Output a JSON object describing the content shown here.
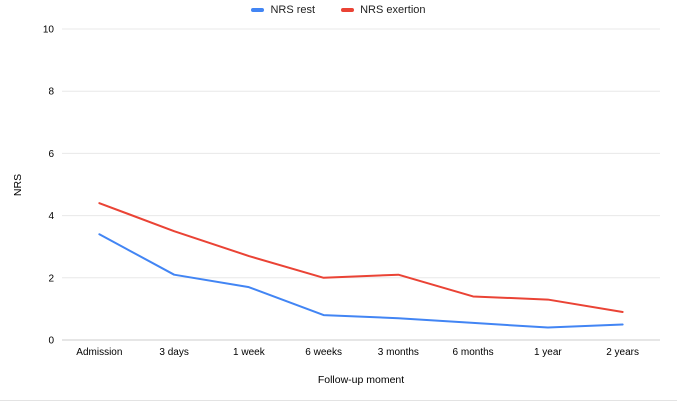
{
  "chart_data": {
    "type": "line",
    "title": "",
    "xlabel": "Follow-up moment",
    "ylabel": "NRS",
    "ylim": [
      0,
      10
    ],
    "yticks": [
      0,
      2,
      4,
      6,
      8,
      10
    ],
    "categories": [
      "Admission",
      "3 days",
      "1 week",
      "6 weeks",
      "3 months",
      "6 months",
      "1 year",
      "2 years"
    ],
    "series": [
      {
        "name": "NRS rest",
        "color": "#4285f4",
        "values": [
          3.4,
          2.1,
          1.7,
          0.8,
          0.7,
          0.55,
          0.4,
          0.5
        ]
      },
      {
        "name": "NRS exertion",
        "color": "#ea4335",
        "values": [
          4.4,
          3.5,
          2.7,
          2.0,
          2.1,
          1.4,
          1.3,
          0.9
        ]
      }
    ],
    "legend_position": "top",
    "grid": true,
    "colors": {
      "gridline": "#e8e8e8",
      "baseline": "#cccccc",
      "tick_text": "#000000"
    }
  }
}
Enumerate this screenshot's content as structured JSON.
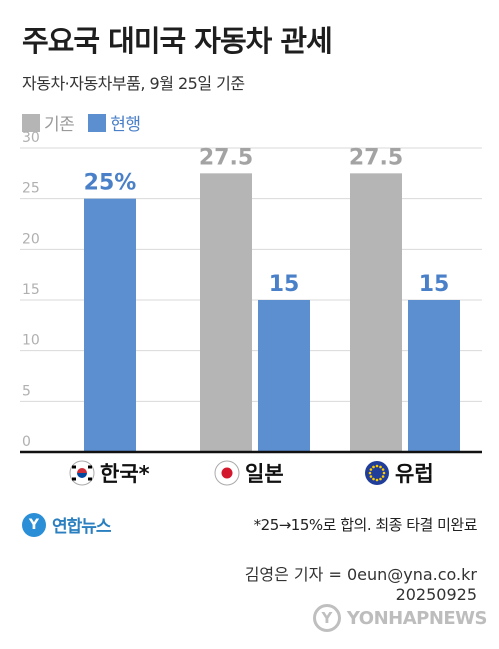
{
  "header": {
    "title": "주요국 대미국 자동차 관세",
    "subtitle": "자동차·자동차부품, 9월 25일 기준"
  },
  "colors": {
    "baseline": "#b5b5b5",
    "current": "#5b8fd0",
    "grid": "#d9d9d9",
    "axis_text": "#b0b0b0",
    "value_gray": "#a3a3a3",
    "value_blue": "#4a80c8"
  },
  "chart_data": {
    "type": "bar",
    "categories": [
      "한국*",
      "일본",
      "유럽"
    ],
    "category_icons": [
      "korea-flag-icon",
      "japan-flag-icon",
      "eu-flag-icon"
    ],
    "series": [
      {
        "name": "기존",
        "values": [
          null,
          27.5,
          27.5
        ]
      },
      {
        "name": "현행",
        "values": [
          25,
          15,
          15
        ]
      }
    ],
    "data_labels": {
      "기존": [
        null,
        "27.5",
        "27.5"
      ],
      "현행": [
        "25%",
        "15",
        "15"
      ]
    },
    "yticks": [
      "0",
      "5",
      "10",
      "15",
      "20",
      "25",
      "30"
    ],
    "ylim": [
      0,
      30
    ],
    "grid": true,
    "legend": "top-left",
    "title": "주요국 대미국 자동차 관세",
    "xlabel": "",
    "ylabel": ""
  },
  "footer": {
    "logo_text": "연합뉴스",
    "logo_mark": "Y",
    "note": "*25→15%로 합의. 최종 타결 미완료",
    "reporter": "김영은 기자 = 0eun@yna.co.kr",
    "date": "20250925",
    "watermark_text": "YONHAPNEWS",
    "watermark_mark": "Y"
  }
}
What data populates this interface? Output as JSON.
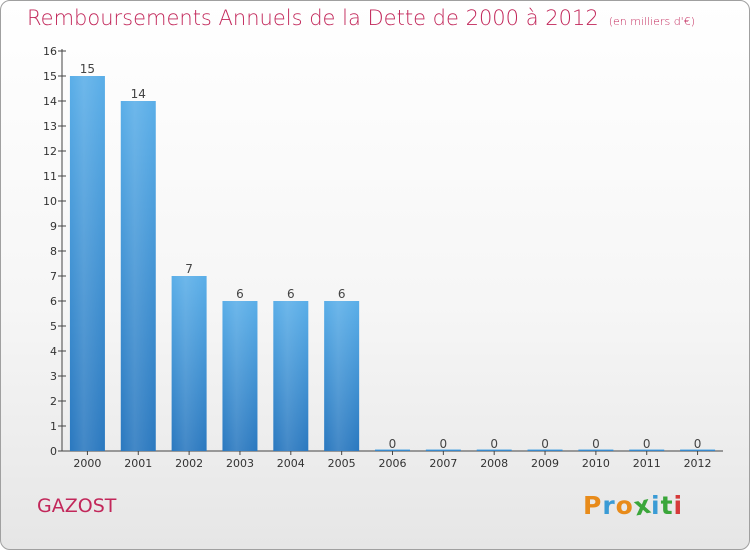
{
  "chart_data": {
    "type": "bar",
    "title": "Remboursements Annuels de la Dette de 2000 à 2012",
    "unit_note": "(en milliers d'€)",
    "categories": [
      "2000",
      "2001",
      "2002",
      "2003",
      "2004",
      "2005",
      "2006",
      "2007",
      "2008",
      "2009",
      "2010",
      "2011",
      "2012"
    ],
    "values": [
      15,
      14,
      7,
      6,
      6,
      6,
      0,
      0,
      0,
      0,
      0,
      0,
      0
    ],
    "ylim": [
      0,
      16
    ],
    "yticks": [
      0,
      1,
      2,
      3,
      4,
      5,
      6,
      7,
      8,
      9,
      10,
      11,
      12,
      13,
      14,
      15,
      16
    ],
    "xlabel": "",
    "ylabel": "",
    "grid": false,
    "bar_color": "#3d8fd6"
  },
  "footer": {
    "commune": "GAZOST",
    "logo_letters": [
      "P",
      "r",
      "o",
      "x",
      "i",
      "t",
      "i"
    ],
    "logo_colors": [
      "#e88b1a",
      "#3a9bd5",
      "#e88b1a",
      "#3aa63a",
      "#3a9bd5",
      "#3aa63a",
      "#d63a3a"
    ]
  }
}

★ ★ ★ ★ ★

TASK DETAILS >> Extract precisely the lines beginning at the line containing "What data populates" and ending at the last line of the entries above, exactly as written and with no pictures.

REPLY >>
What data populates this interface? Output as JSON.
{
  "chart_data": {
    "type": "bar",
    "title": "Remboursements Annuels de la Dette de 2000 à 2012",
    "unit_note": "(en milliers d'€)",
    "categories": [
      "2000",
      "2001",
      "2002",
      "2003",
      "2004",
      "2005",
      "2006",
      "2007",
      "2008",
      "2009",
      "2010",
      "2011",
      "2012"
    ],
    "values": [
      15,
      14,
      7,
      6,
      6,
      6,
      0,
      0,
      0,
      0,
      0,
      0,
      0
    ],
    "ylim": [
      0,
      16
    ],
    "yticks": [
      0,
      1,
      2,
      3,
      4,
      5,
      6,
      7,
      8,
      9,
      10,
      11,
      12,
      13,
      14,
      15,
      16
    ],
    "xlabel": "",
    "ylabel": "",
    "grid": false,
    "bar_color": "#3d8fd6"
  },
  "footer": {
    "commune": "GAZOST",
    "logo_letters": [
      "P",
      "r",
      "o",
      "x",
      "i",
      "t",
      "i"
    ],
    "logo_colors": [
      "#e88b1a",
      "#3a9bd5",
      "#e88b1a",
      "#3aa63a",
      "#3a9bd5",
      "#3aa63a",
      "#d63a3a"
    ]
  }
}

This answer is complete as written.